## Rows
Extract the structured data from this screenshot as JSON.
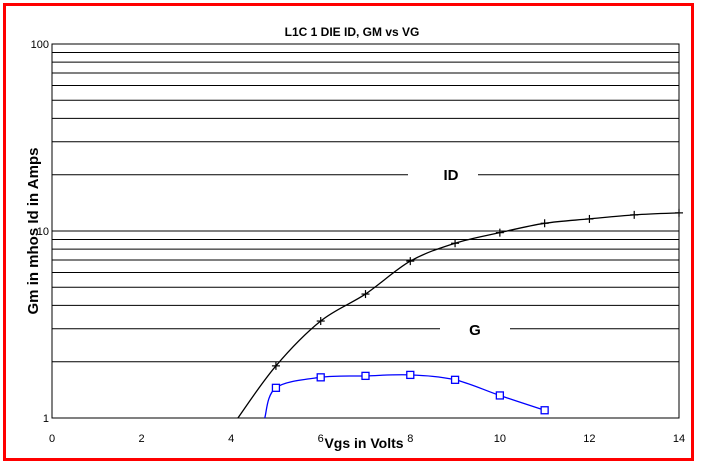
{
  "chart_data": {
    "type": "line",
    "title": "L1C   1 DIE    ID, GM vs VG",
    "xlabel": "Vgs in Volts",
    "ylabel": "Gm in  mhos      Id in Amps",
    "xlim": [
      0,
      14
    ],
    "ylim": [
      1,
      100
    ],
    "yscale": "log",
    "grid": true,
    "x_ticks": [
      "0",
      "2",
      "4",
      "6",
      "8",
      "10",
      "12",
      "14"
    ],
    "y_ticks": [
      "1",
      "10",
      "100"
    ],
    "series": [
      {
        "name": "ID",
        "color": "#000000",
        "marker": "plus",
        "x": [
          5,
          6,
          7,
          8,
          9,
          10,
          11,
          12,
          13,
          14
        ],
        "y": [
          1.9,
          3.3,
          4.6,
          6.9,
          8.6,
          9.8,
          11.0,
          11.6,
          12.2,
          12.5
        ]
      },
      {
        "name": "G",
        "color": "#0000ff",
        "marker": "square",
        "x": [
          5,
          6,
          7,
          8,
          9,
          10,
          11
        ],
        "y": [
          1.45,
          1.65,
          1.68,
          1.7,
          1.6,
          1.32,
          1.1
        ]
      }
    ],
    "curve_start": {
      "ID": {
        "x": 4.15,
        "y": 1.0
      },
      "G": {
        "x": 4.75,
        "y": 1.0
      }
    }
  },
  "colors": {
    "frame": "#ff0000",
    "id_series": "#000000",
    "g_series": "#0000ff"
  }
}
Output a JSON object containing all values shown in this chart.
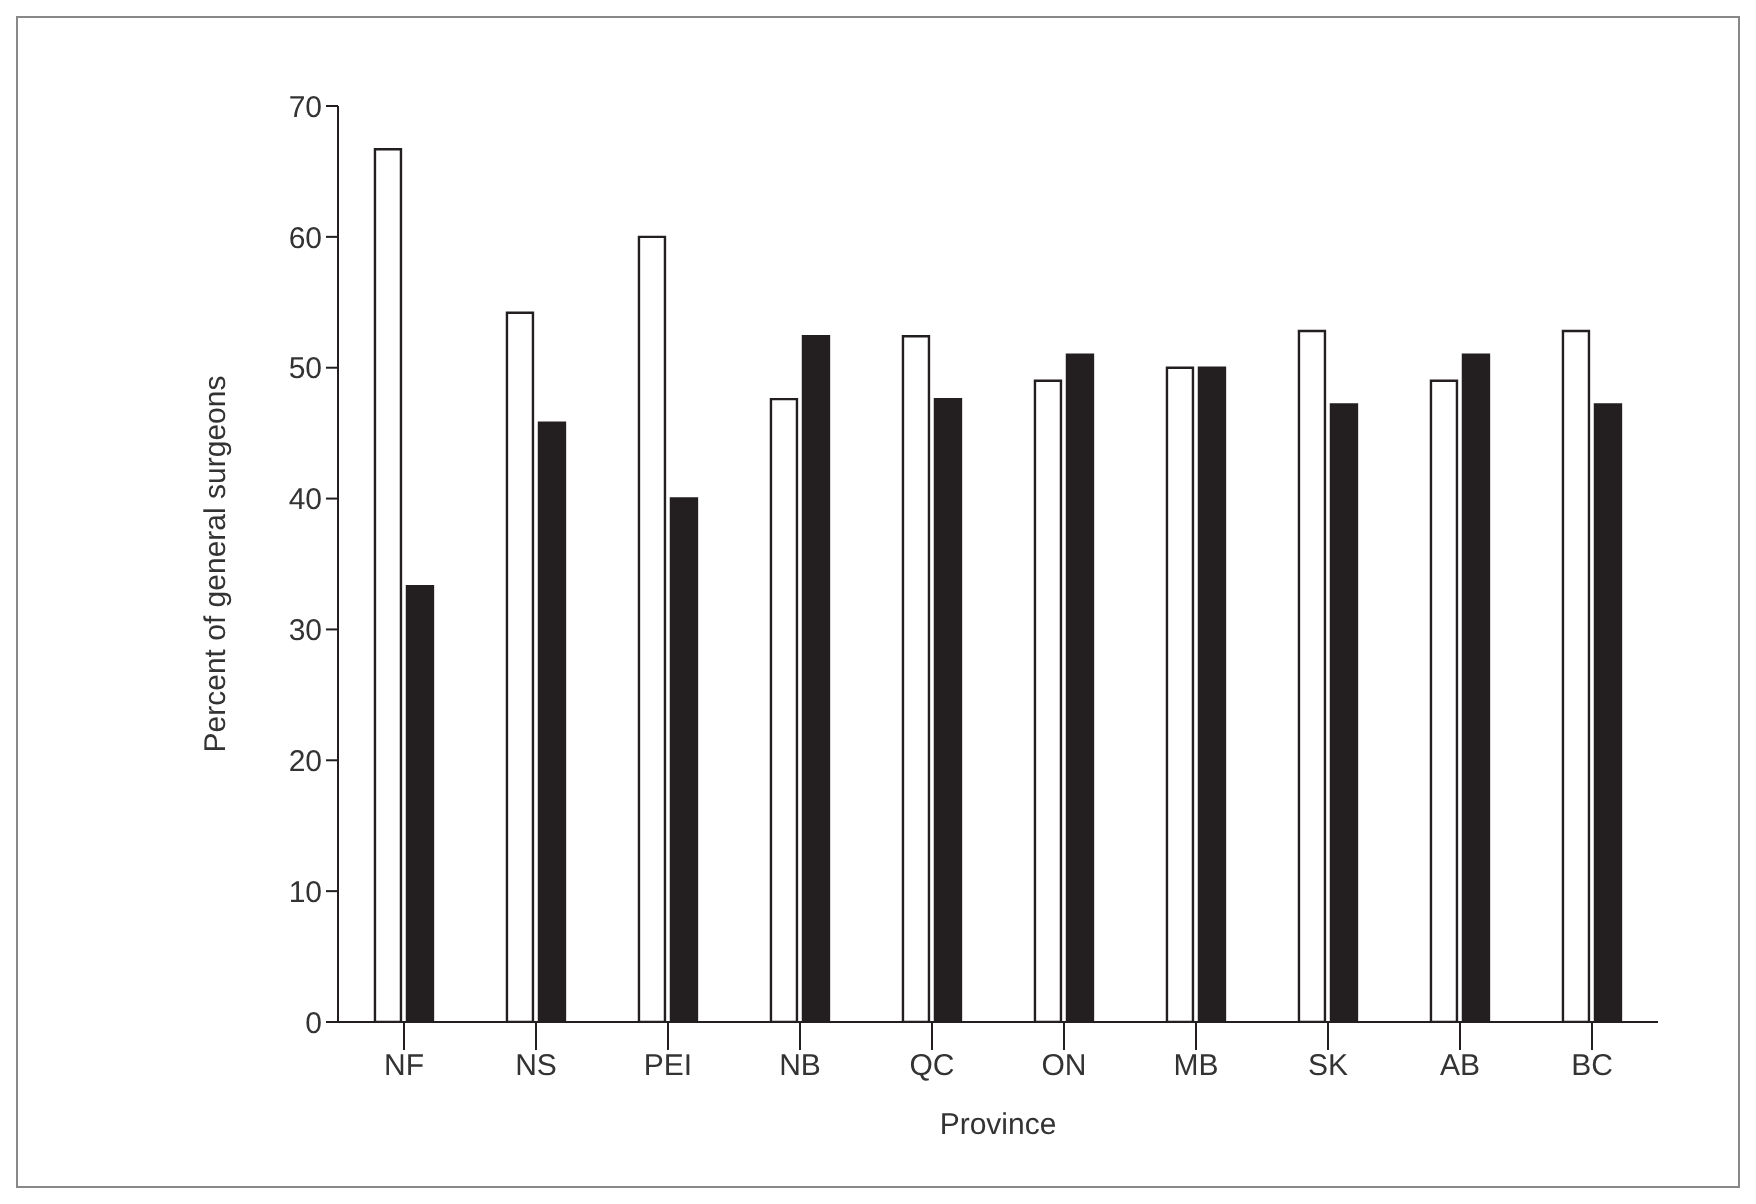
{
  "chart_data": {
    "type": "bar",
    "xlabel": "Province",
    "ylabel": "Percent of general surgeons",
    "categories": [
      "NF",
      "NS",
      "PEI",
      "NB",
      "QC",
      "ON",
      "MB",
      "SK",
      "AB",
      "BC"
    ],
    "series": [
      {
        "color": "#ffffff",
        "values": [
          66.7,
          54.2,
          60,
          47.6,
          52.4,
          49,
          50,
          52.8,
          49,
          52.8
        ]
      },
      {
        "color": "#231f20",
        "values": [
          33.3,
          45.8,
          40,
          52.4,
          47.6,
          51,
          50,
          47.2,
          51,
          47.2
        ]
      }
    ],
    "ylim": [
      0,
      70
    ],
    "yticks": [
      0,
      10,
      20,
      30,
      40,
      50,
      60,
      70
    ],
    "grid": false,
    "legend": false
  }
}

## What you should do
Scan the material line by line and report each one that contains "this".

## Complete answer
Extract the structured data from this screenshot as JSON.
Output a JSON object containing all values shown in this chart.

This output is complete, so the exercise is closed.